--- Aim ---
Check each line for the string "madera", then give only how many lines have it.

--- Records for the task ---

[Begin]

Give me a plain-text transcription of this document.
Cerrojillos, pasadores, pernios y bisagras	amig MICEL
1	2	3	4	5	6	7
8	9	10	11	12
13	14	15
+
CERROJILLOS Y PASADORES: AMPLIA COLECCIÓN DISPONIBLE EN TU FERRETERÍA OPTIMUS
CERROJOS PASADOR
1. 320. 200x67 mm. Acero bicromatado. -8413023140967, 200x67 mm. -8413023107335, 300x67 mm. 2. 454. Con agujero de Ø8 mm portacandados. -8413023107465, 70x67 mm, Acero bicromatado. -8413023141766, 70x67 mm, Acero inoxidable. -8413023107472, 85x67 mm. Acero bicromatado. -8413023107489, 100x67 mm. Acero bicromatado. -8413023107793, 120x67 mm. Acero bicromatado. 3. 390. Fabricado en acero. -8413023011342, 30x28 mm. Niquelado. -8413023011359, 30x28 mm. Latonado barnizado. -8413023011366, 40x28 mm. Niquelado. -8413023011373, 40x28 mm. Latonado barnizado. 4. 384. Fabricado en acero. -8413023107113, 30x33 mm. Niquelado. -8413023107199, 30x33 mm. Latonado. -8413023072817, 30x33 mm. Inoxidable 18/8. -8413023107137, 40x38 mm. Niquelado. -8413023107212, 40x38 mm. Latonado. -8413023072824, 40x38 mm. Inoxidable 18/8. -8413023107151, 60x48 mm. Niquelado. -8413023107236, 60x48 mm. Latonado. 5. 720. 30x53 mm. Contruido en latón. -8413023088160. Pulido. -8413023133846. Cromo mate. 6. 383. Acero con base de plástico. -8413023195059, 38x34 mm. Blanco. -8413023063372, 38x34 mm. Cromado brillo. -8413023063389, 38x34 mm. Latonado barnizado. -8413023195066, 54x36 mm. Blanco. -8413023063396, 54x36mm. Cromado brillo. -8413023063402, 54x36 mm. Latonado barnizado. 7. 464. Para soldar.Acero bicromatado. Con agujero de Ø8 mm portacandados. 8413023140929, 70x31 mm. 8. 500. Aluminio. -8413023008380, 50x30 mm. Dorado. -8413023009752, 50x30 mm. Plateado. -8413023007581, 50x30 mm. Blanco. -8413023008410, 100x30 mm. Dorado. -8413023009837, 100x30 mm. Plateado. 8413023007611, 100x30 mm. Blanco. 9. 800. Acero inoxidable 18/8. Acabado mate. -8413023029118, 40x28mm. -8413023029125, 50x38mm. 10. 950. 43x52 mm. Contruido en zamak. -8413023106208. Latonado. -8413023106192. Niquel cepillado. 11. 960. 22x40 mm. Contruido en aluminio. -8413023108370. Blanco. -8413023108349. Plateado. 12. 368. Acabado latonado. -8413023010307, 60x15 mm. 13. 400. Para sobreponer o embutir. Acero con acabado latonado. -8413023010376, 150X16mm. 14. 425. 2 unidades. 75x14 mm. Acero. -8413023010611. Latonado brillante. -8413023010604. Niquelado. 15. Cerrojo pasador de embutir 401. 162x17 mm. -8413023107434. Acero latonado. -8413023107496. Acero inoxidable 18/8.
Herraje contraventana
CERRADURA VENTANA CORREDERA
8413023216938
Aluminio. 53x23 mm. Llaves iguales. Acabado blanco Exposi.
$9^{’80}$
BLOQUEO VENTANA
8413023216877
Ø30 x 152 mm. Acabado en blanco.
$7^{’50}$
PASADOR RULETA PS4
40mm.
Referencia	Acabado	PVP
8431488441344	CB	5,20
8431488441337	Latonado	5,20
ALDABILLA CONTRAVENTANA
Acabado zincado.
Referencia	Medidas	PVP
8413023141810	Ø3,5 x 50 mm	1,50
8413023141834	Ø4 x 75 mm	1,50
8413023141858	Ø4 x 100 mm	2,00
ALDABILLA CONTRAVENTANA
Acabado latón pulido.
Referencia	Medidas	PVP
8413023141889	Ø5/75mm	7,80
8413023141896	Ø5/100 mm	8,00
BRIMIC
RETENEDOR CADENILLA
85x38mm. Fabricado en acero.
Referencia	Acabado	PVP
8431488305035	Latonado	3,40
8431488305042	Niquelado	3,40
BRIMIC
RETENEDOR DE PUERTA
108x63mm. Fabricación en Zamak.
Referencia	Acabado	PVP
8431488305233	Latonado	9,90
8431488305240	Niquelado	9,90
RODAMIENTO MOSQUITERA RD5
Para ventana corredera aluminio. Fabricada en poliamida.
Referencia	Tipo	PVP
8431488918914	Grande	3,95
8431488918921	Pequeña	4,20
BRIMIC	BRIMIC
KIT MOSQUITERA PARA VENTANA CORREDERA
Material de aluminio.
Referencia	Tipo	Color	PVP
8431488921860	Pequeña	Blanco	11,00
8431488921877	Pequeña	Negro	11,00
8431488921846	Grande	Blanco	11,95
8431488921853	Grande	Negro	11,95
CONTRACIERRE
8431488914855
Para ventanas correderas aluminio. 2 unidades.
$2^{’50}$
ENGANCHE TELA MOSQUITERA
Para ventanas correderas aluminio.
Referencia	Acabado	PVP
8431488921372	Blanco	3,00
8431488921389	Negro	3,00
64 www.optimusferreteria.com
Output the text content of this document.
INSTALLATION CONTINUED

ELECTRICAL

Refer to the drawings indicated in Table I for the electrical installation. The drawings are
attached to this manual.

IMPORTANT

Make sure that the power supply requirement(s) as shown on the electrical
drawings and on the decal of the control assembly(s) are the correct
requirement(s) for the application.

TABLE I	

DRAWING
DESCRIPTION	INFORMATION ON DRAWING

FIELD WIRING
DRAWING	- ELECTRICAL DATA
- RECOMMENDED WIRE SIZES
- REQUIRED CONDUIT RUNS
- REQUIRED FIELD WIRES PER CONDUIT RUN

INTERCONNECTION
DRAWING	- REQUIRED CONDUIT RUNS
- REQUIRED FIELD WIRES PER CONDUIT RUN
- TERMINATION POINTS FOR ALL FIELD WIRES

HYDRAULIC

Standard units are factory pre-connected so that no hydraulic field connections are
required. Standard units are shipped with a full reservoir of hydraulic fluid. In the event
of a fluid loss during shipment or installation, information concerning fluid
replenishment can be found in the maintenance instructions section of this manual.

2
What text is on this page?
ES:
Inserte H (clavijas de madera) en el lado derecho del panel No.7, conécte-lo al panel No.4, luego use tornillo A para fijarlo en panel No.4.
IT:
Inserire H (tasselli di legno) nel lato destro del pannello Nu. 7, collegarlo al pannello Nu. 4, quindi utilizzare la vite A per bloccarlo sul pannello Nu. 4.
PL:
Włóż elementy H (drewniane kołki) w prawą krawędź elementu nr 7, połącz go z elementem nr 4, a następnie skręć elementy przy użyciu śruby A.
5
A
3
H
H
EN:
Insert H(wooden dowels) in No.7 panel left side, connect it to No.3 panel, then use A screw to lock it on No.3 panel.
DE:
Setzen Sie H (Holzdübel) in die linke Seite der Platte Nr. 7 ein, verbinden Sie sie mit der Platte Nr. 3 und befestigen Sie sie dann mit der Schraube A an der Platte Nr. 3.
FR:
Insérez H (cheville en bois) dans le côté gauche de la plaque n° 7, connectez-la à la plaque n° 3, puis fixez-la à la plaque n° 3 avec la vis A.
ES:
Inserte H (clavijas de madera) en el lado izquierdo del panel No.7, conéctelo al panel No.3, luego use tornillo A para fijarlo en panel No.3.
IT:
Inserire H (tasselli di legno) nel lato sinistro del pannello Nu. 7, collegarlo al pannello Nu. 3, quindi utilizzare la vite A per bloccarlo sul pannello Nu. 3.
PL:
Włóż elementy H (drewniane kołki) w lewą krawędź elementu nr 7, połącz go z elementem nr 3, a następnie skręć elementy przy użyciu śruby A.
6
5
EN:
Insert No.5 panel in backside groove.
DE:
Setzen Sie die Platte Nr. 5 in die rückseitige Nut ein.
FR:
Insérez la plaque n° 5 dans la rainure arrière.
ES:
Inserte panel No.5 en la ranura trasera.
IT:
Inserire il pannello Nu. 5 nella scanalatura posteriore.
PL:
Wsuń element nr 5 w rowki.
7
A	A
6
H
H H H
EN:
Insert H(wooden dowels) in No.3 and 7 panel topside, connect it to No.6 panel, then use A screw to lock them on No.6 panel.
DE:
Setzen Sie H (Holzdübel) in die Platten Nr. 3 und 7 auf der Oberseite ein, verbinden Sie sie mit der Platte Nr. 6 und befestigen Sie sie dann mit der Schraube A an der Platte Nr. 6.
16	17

[End]

--- Full response ---
2